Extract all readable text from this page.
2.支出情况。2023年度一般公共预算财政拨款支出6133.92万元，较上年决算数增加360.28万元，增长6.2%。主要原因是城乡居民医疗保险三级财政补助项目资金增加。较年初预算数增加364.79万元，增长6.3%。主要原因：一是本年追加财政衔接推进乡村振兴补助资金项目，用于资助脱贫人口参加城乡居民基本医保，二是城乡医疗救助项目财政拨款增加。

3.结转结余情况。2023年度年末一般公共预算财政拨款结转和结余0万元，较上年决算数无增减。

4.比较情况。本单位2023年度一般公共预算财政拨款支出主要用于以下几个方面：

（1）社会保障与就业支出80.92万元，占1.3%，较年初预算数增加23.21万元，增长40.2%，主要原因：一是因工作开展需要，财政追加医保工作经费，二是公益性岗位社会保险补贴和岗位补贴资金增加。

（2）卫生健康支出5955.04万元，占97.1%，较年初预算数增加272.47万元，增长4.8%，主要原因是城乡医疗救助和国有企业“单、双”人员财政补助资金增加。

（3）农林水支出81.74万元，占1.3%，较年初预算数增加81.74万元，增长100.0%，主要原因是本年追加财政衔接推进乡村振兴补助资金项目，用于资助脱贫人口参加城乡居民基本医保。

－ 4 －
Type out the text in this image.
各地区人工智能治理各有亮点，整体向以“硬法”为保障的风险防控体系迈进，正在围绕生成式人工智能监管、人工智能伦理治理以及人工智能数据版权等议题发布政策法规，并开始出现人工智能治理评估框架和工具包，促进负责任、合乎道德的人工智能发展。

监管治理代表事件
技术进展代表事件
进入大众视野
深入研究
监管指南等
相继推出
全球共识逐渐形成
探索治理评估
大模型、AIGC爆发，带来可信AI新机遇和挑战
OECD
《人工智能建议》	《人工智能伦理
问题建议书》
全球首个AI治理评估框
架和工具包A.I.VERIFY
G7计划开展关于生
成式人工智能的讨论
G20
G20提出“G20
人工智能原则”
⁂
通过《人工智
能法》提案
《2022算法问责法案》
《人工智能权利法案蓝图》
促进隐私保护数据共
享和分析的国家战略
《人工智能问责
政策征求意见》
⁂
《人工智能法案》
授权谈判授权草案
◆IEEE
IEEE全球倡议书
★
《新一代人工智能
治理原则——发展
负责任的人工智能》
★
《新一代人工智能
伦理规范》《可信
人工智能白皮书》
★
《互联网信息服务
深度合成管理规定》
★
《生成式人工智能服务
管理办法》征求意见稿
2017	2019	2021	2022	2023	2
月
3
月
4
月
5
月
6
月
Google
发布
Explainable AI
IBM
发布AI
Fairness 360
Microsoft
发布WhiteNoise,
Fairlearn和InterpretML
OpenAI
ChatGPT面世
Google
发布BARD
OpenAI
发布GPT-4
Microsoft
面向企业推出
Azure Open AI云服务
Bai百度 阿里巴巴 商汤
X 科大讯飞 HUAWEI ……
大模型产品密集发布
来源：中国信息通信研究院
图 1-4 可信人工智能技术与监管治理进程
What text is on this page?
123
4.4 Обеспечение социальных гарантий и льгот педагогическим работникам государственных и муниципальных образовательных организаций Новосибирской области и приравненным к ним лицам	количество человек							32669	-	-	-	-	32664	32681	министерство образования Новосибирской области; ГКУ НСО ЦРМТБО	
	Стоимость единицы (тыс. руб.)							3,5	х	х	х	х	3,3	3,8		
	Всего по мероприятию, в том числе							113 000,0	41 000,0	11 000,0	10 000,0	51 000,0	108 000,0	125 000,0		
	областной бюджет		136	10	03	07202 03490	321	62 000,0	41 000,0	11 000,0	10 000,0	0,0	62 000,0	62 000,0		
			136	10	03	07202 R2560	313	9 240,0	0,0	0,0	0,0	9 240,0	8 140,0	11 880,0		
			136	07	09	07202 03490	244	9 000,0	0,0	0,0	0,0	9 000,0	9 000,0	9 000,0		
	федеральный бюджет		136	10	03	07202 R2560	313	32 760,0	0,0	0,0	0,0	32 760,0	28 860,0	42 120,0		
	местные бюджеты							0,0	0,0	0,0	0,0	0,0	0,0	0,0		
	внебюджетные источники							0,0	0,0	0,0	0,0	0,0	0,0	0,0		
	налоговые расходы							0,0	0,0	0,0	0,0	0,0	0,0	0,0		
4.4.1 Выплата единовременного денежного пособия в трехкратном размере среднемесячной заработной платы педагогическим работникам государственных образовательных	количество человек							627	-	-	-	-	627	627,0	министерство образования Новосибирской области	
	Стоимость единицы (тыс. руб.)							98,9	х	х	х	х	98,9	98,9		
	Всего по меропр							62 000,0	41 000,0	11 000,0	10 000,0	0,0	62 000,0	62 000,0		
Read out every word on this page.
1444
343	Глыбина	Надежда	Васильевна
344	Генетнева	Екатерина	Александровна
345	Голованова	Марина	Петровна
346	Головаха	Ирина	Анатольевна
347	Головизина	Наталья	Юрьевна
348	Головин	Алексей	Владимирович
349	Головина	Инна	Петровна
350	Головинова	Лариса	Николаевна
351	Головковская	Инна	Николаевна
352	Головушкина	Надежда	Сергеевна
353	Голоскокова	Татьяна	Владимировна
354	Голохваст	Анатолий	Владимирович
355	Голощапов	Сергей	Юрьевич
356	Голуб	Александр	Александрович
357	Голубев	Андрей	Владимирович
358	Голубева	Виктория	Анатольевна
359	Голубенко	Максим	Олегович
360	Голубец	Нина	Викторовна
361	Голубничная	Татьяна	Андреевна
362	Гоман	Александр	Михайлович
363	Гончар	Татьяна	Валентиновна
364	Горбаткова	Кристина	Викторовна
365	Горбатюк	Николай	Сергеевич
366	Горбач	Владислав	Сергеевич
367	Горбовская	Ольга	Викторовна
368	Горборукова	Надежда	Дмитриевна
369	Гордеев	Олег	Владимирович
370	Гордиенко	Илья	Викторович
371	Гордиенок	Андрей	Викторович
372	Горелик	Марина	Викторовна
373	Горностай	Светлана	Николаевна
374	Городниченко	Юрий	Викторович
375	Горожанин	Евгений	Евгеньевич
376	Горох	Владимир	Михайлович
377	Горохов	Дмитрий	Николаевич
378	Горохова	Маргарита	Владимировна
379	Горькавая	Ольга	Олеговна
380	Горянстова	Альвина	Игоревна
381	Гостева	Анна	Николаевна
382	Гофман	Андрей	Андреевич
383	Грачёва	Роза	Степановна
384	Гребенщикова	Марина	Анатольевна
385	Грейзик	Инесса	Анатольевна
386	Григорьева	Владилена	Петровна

================

Work required:
The listing above should be transcribed in full, exactly as written.

Solution:
Extract all readable text from this page.
2.支出情况。2023年度一般公共预算财政拨款支出6133.92万元，较上年决算数增加360.28万元，增长6.2%。主要原因是城乡居民医疗保险三级财政补助项目资金增加。较年初预算数增加364.79万元，增长6.3%。主要原因：一是本年追加财政衔接推进乡村振兴补助资金项目，用于资助脱贫人口参加城乡居民基本医保，二是城乡医疗救助项目财政拨款增加。

3.结转结余情况。2023年度年末一般公共预算财政拨款结转和结余0万元，较上年决算数无增减。

4.比较情况。本单位2023年度一般公共预算财政拨款支出主要用于以下几个方面：

（1）社会保障与就业支出80.92万元，占1.3%，较年初预算数增加23.21万元，增长40.2%，主要原因：一是因工作开展需要，财政追加医保工作经费，二是公益性岗位社会保险补贴和岗位补贴资金增加。

（2）卫生健康支出5955.04万元，占97.1%，较年初预算数增加272.47万元，增长4.8%，主要原因是城乡医疗救助和国有企业“单、双”人员财政补助资金增加。

（3）农林水支出81.74万元，占1.3%，较年初预算数增加81.74万元，增长100.0%，主要原因是本年追加财政衔接推进乡村振兴补助资金项目，用于资助脱贫人口参加城乡居民基本医保。

－ 4 －
Type out the text in this image.
各地区人工智能治理各有亮点，整体向以“硬法”为保障的风险防控体系迈进，正在围绕生成式人工智能监管、人工智能伦理治理以及人工智能数据版权等议题发布政策法规，并开始出现人工智能治理评估框架和工具包，促进负责任、合乎道德的人工智能发展。

监管治理代表事件
技术进展代表事件
进入大众视野
深入研究
监管指南等
相继推出
全球共识逐渐形成
探索治理评估
大模型、AIGC爆发，带来可信AI新机遇和挑战
OECD
《人工智能建议》	《人工智能伦理
问题建议书》
全球首个AI治理评估框
架和工具包A.I.VERIFY
G7计划开展关于生
成式人工智能的讨论
G20
G20提出“G20
人工智能原则”
⁂
通过《人工智
能法》提案
《2022算法问责法案》
《人工智能权利法案蓝图》
促进隐私保护数据共
享和分析的国家战略
《人工智能问责
政策征求意见》
⁂
《人工智能法案》
授权谈判授权草案
◆IEEE
IEEE全球倡议书
★
《新一代人工智能
治理原则——发展
负责任的人工智能》
★
《新一代人工智能
伦理规范》《可信
人工智能白皮书》
★
《互联网信息服务
深度合成管理规定》
★
《生成式人工智能服务
管理办法》征求意见稿
2017	2019	2021	2022	2023	2
月
3
月
4
月
5
月
6
月
Google
发布
Explainable AI
IBM
发布AI
Fairness 360
Microsoft
发布WhiteNoise,
Fairlearn和InterpretML
OpenAI
ChatGPT面世
Google
发布BARD
OpenAI
发布GPT-4
Microsoft
面向企业推出
Azure Open AI云服务
Bai百度 阿里巴巴 商汤
X 科大讯飞 HUAWEI ……
大模型产品密集发布
来源：中国信息通信研究院
图 1-4 可信人工智能技术与监管治理进程
What text is on this page?
123
4.4 Обеспечение социальных гарантий и льгот педагогическим работникам государственных и муниципальных образовательных организаций Новосибирской области и приравненным к ним лицам	количество человек							32669	-	-	-	-	32664	32681	министерство образования Новосибирской области; ГКУ НСО ЦРМТБО	
	Стоимость единицы (тыс. руб.)							3,5	х	х	х	х	3,3	3,8		
	Всего по мероприятию, в том числе							113 000,0	41 000,0	11 000,0	10 000,0	51 000,0	108 000,0	125 000,0		
	областной бюджет		136	10	03	07202 03490	321	62 000,0	41 000,0	11 000,0	10 000,0	0,0	62 000,0	62 000,0		
			136	10	03	07202 R2560	313	9 240,0	0,0	0,0	0,0	9 240,0	8 140,0	11 880,0		
			136	07	09	07202 03490	244	9 000,0	0,0	0,0	0,0	9 000,0	9 000,0	9 000,0		
	федеральный бюджет		136	10	03	07202 R2560	313	32 760,0	0,0	0,0	0,0	32 760,0	28 860,0	42 120,0		
	местные бюджеты							0,0	0,0	0,0	0,0	0,0	0,0	0,0		
	внебюджетные источники							0,0	0,0	0,0	0,0	0,0	0,0	0,0		
	налоговые расходы							0,0	0,0	0,0	0,0	0,0	0,0	0,0		
4.4.1 Выплата единовременного денежного пособия в трехкратном размере среднемесячной заработной платы педагогическим работникам государственных образовательных	количество человек							627	-	-	-	-	627	627,0	министерство образования Новосибирской области	
	Стоимость единицы (тыс. руб.)							98,9	х	х	х	х	98,9	98,9		
	Всего по меропр							62 000,0	41 000,0	11 000,0	10 000,0	0,0	62 000,0	62 000,0		
Read out every word on this page.
1444
343	Глыбина	Надежда	Васильевна
344	Генетнева	Екатерина	Александровна
345	Голованова	Марина	Петровна
346	Головаха	Ирина	Анатольевна
347	Головизина	Наталья	Юрьевна
348	Головин	Алексей	Владимирович
349	Головина	Инна	Петровна
350	Головинова	Лариса	Николаевна
351	Головковская	Инна	Николаевна
352	Головушкина	Надежда	Сергеевна
353	Голоскокова	Татьяна	Владимировна
354	Голохваст	Анатолий	Владимирович
355	Голощапов	Сергей	Юрьевич
356	Голуб	Александр	Александрович
357	Голубев	Андрей	Владимирович
358	Голубева	Виктория	Анатольевна
359	Голубенко	Максим	Олегович
360	Голубец	Нина	Викторовна
361	Голубничная	Татьяна	Андреевна
362	Гоман	Александр	Михайлович
363	Гончар	Татьяна	Валентиновна
364	Горбаткова	Кристина	Викторовна
365	Горбатюк	Николай	Сергеевич
366	Горбач	Владислав	Сергеевич
367	Горбовская	Ольга	Викторовна
368	Горборукова	Надежда	Дмитриевна
369	Гордеев	Олег	Владимирович
370	Гордиенко	Илья	Викторович
371	Гордиенок	Андрей	Викторович
372	Горелик	Марина	Викторовна
373	Горностай	Светлана	Николаевна
374	Городниченко	Юрий	Викторович
375	Горожанин	Евгений	Евгеньевич
376	Горох	Владимир	Михайлович
377	Горохов	Дмитрий	Николаевич
378	Горохова	Маргарита	Владимировна
379	Горькавая	Ольга	Олеговна
380	Горянстова	Альвина	Игоревна
381	Гостева	Анна	Николаевна
382	Гофман	Андрей	Андреевич
383	Грачёва	Роза	Степановна
384	Гребенщикова	Марина	Анатольевна
385	Грейзик	Инесса	Анатольевна
386	Григорьева	Владилена	Петровна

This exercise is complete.